WORK TO COMPLETE
Go through the material below and copy each line where the word "平价商店" appears.

RECORD LIST
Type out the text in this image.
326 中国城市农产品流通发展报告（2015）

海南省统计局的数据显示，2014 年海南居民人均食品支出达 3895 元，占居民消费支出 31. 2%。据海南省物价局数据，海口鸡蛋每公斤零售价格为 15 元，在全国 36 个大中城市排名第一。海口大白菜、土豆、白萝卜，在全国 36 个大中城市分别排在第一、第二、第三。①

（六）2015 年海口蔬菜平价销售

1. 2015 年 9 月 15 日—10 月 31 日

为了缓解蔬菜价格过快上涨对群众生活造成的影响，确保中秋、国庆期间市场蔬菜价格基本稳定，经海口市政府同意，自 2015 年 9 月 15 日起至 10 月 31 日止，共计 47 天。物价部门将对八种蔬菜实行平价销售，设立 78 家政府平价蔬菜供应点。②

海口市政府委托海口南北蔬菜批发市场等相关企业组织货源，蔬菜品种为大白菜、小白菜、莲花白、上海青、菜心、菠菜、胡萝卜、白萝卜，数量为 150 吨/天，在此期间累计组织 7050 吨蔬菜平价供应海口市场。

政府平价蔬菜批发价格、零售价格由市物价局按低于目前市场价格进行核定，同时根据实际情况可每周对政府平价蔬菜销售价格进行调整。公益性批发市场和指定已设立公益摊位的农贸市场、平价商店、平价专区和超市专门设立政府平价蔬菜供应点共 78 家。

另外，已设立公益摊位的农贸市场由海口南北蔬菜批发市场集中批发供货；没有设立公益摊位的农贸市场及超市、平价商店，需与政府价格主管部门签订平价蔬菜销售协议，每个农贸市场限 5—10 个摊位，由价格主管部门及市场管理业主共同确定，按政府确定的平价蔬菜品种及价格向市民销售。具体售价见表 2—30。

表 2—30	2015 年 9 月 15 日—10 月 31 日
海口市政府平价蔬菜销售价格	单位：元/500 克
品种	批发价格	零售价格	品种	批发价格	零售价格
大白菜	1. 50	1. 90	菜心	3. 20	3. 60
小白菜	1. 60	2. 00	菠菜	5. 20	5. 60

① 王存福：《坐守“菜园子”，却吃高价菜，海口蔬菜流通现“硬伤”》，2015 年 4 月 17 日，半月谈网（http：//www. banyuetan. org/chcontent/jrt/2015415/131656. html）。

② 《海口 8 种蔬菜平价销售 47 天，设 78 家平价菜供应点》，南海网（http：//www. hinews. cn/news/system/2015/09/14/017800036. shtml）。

ANSWER TO THIS PROBLEM
政府平价蔬菜批发价格、零售价格由市物价局按低于目前市场价格进行核定，同时根据实际情况可每周对政府平价蔬菜销售价格进行调整。公益性批发市场和指定已设立公益摊位的农贸市场、平价商店、平价专区和超市专门设立政府平价蔬菜供应点共 78 家。
另外，已设立公益摊位的农贸市场由海口南北蔬菜批发市场集中批发供货；没有设立公益摊位的农贸市场及超市、平价商店，需与政府价格主管部门签订平价蔬菜销售协议，每个农贸市场限 5—10 个摊位，由价格主管部门及市场管理业主共同确定，按政府确定的平价蔬菜品种及价格向市民销售。具体售价见表 2—30。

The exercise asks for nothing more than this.